__Your objective__
An exact transcription of all the data is required; the pictures are to be left out.

━━━━━ Source information ━━━━━

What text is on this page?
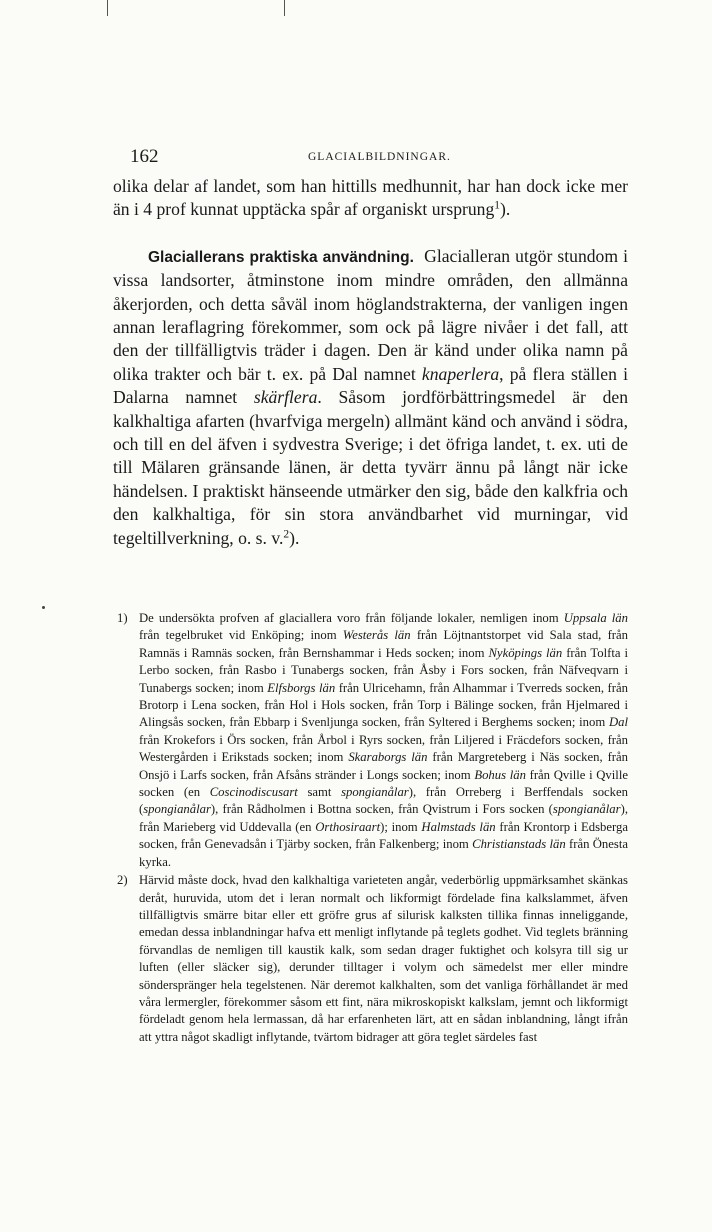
162	GLACIALBILDNINGAR.

olika delar af landet, som han hittills medhunnit, har han dock icke mer än i 4 prof kunnat upptäcka spår af organiskt ursprung$^1$).

Glaciallerans praktiska användning. Glacialleran utgör stundom i vissa landsorter, åtminstone inom mindre områden, den allmänna åkerjorden, och detta såväl inom höglandstrakterna, der vanligen ingen annan leraflagring förekommer, som ock på lägre nivåer i det fall, att den der tillfälligtvis träder i dagen. Den är känd under olika namn på olika trakter och bär t. ex. på Dal namnet knaperlera, på flera ställen i Dalarna namnet skärflera. Såsom jordförbättringsmedel är den kalkhaltiga afarten (hvarfviga mergeln) allmänt känd och använd i södra, och till en del äfven i sydvestra Sverige; i det öfriga landet, t. ex. uti de till Mälaren gränsande länen, är detta tyvärr ännu på långt när icke händelsen. I praktiskt hänseende utmärker den sig, både den kalkfria och den kalkhaltiga, för sin stora användbarhet vid murningar, vid tegeltillverkning, o. s. v.$^2$).

1) De undersökta profven af glaciallera voro från följande lokaler, nemligen inom Uppsala län från tegelbruket vid Enköping; inom Westerås län från Löjtnantstorpet vid Sala stad, från Ramnäs i Ramnäs socken, från Bernshammar i Heds socken; inom Nyköpings län från Tolfta i Lerbo socken, från Rasbo i Tunabergs socken, från Åsby i Fors socken, från Näfveqvarn i Tunabergs socken; inom Elfsborgs län från Ulricehamn, från Alhammar i Tverreds socken, från Brotorp i Lena socken, från Hol i Hols socken, från Torp i Bälinge socken, från Hjelmared i Alingsås socken, från Ebbarp i Svenljunga socken, från Syltered i Berghems socken; inom Dal från Krokefors i Örs socken, från Årbol i Ryrs socken, från Liljered i Fräcdefors socken, från Westergården i Erikstads socken; inom Skaraborgs län från Margreteberg i Näs socken, från Onsjö i Larfs socken, från Afsåns stränder i Longs socken; inom Bohus län från Qville i Qville socken (en Coscinodiscusart samt spongianålar), från Orreberg i Berffendals socken (spongianålar), från Rådholmen i Bottna socken, från Qvistrum i Fors socken (spongianålar), från Marieberg vid Uddevalla (en Orthosiraart); inom Halmstads län från Krontorp i Edsberga socken, från Genevadsån i Tjärby socken, från Falkenberg; inom Christianstads län från Önesta kyrka.
2) Härvid måste dock, hvad den kalkhaltiga varieteten angår, vederbörlig uppmärksamhet skänkas deråt, huruvida, utom det i leran normalt och likformigt fördelade fina kalkslammet, äfven tillfälligtvis smärre bitar eller ett gröfre grus af silurisk kalksten tillika finnas inneliggande, emedan dessa inblandningar hafva ett menligt inflytande på teglets godhet. Vid teglets bränning förvandlas de nemligen till kaustik kalk, som sedan drager fuktighet och kolsyra till sig ur luften (eller släcker sig), derunder tilltager i volym och sämedelst mer eller mindre sönderspränger hela tegelstenen. När deremot kalkhalten, som det vanliga förhållandet är med våra lermergler, förekommer såsom ett fint, nära mikroskopiskt kalkslam, jemnt och likformigt fördeladt genom hela lermassan, då har erfarenheten lärt, att en sådan inblandning, långt ifrån att yttra något skadligt inflytande, tvärtom bidrager att göra teglet särdeles fast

━━━━━

__Written solution__
What text is on this page?
162	GLACIALBILDNINGAR.

olika delar af landet, som han hittills medhunnit, har han dock icke mer än i 4 prof kunnat upptäcka spår af organiskt ursprung$^1$).

Glaciallerans praktiska användning. Glacialleran utgör stundom i vissa landsorter, åtminstone inom mindre områden, den allmänna åkerjorden, och detta såväl inom höglandstrakterna, der vanligen ingen annan leraflagring förekommer, som ock på lägre nivåer i det fall, att den der tillfälligtvis träder i dagen. Den är känd under olika namn på olika trakter och bär t. ex. på Dal namnet knaperlera, på flera ställen i Dalarna namnet skärflera. Såsom jordförbättringsmedel är den kalkhaltiga afarten (hvarfviga mergeln) allmänt känd och använd i södra, och till en del äfven i sydvestra Sverige; i det öfriga landet, t. ex. uti de till Mälaren gränsande länen, är detta tyvärr ännu på långt när icke händelsen. I praktiskt hänseende utmärker den sig, både den kalkfria och den kalkhaltiga, för sin stora användbarhet vid murningar, vid tegeltillverkning, o. s. v.$^2$).

1) De undersökta profven af glaciallera voro från följande lokaler, nemligen inom Uppsala län från tegelbruket vid Enköping; inom Westerås län från Löjtnantstorpet vid Sala stad, från Ramnäs i Ramnäs socken, från Bernshammar i Heds socken; inom Nyköpings län från Tolfta i Lerbo socken, från Rasbo i Tunabergs socken, från Åsby i Fors socken, från Näfveqvarn i Tunabergs socken; inom Elfsborgs län från Ulricehamn, från Alhammar i Tverreds socken, från Brotorp i Lena socken, från Hol i Hols socken, från Torp i Bälinge socken, från Hjelmared i Alingsås socken, från Ebbarp i Svenljunga socken, från Syltered i Berghems socken; inom Dal från Krokefors i Örs socken, från Årbol i Ryrs socken, från Liljered i Fräcdefors socken, från Westergården i Erikstads socken; inom Skaraborgs län från Margreteberg i Näs socken, från Onsjö i Larfs socken, från Afsåns stränder i Longs socken; inom Bohus län från Qville i Qville socken (en Coscinodiscusart samt spongianålar), från Orreberg i Berffendals socken (spongianålar), från Rådholmen i Bottna socken, från Qvistrum i Fors socken (spongianålar), från Marieberg vid Uddevalla (en Orthosiraart); inom Halmstads län från Krontorp i Edsberga socken, från Genevadsån i Tjärby socken, från Falkenberg; inom Christianstads län från Önesta kyrka.
2) Härvid måste dock, hvad den kalkhaltiga varieteten angår, vederbörlig uppmärksamhet skänkas deråt, huruvida, utom det i leran normalt och likformigt fördelade fina kalkslammet, äfven tillfälligtvis smärre bitar eller ett gröfre grus af silurisk kalksten tillika finnas inneliggande, emedan dessa inblandningar hafva ett menligt inflytande på teglets godhet. Vid teglets bränning förvandlas de nemligen till kaustik kalk, som sedan drager fuktighet och kolsyra till sig ur luften (eller släcker sig), derunder tilltager i volym och sämedelst mer eller mindre sönderspränger hela tegelstenen. När deremot kalkhalten, som det vanliga förhållandet är med våra lermergler, förekommer såsom ett fint, nära mikroskopiskt kalkslam, jemnt och likformigt fördeladt genom hela lermassan, då har erfarenheten lärt, att en sådan inblandning, långt ifrån att yttra något skadligt inflytande, tvärtom bidrager att göra teglet särdeles fast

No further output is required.